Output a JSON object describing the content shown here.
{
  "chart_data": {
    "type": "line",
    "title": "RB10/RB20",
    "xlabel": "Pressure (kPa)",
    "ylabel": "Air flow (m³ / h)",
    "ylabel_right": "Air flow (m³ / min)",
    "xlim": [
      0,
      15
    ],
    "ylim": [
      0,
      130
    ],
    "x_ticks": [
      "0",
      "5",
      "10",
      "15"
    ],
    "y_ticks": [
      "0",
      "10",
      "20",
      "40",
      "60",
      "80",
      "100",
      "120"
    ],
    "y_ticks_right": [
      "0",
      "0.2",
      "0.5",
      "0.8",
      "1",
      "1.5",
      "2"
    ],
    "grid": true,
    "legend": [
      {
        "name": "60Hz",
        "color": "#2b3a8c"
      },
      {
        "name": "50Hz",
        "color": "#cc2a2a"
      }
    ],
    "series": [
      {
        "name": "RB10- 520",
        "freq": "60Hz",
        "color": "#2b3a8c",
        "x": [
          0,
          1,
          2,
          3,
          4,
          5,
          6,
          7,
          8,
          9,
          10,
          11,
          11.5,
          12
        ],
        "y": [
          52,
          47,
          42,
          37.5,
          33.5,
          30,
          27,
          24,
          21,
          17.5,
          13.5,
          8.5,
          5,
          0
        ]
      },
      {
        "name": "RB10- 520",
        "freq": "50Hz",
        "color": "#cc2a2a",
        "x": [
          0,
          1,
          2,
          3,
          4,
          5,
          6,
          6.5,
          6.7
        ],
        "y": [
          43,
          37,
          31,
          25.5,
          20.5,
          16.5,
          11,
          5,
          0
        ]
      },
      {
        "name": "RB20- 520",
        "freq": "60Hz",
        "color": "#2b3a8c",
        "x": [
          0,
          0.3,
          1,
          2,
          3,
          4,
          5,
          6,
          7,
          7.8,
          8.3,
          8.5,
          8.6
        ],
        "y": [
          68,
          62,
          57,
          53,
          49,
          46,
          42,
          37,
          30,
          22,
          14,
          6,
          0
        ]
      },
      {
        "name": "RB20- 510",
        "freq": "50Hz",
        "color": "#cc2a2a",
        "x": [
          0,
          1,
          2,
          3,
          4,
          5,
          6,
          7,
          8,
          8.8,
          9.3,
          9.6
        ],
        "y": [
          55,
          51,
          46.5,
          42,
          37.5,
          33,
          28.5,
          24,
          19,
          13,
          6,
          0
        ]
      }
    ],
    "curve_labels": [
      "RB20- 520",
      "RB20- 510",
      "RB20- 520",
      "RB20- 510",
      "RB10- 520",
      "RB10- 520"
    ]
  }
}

------------------------

Transcribe the material above in its entirety. Match it exactly.

Output a JSON object describing the content shown here.
{
  "chart_data": {
    "type": "line",
    "title": "RB10/RB20",
    "xlabel": "Pressure (kPa)",
    "ylabel": "Air flow (m³ / h)",
    "ylabel_right": "Air flow (m³ / min)",
    "xlim": [
      0,
      15
    ],
    "ylim": [
      0,
      130
    ],
    "x_ticks": [
      "0",
      "5",
      "10",
      "15"
    ],
    "y_ticks": [
      "0",
      "10",
      "20",
      "40",
      "60",
      "80",
      "100",
      "120"
    ],
    "y_ticks_right": [
      "0",
      "0.2",
      "0.5",
      "0.8",
      "1",
      "1.5",
      "2"
    ],
    "grid": true,
    "legend": [
      {
        "name": "60Hz",
        "color": "#2b3a8c"
      },
      {
        "name": "50Hz",
        "color": "#cc2a2a"
      }
    ],
    "series": [
      {
        "name": "RB10- 520",
        "freq": "60Hz",
        "color": "#2b3a8c",
        "x": [
          0,
          1,
          2,
          3,
          4,
          5,
          6,
          7,
          8,
          9,
          10,
          11,
          11.5,
          12
        ],
        "y": [
          52,
          47,
          42,
          37.5,
          33.5,
          30,
          27,
          24,
          21,
          17.5,
          13.5,
          8.5,
          5,
          0
        ]
      },
      {
        "name": "RB10- 520",
        "freq": "50Hz",
        "color": "#cc2a2a",
        "x": [
          0,
          1,
          2,
          3,
          4,
          5,
          6,
          6.5,
          6.7
        ],
        "y": [
          43,
          37,
          31,
          25.5,
          20.5,
          16.5,
          11,
          5,
          0
        ]
      },
      {
        "name": "RB20- 520",
        "freq": "60Hz",
        "color": "#2b3a8c",
        "x": [
          0,
          0.3,
          1,
          2,
          3,
          4,
          5,
          6,
          7,
          7.8,
          8.3,
          8.5,
          8.6
        ],
        "y": [
          68,
          62,
          57,
          53,
          49,
          46,
          42,
          37,
          30,
          22,
          14,
          6,
          0
        ]
      },
      {
        "name": "RB20- 510",
        "freq": "50Hz",
        "color": "#cc2a2a",
        "x": [
          0,
          1,
          2,
          3,
          4,
          5,
          6,
          7,
          8,
          8.8,
          9.3,
          9.6
        ],
        "y": [
          55,
          51,
          46.5,
          42,
          37.5,
          33,
          28.5,
          24,
          19,
          13,
          6,
          0
        ]
      }
    ],
    "curve_labels": [
      "RB20- 520",
      "RB20- 510",
      "RB20- 520",
      "RB20- 510",
      "RB10- 520",
      "RB10- 520"
    ]
  }
}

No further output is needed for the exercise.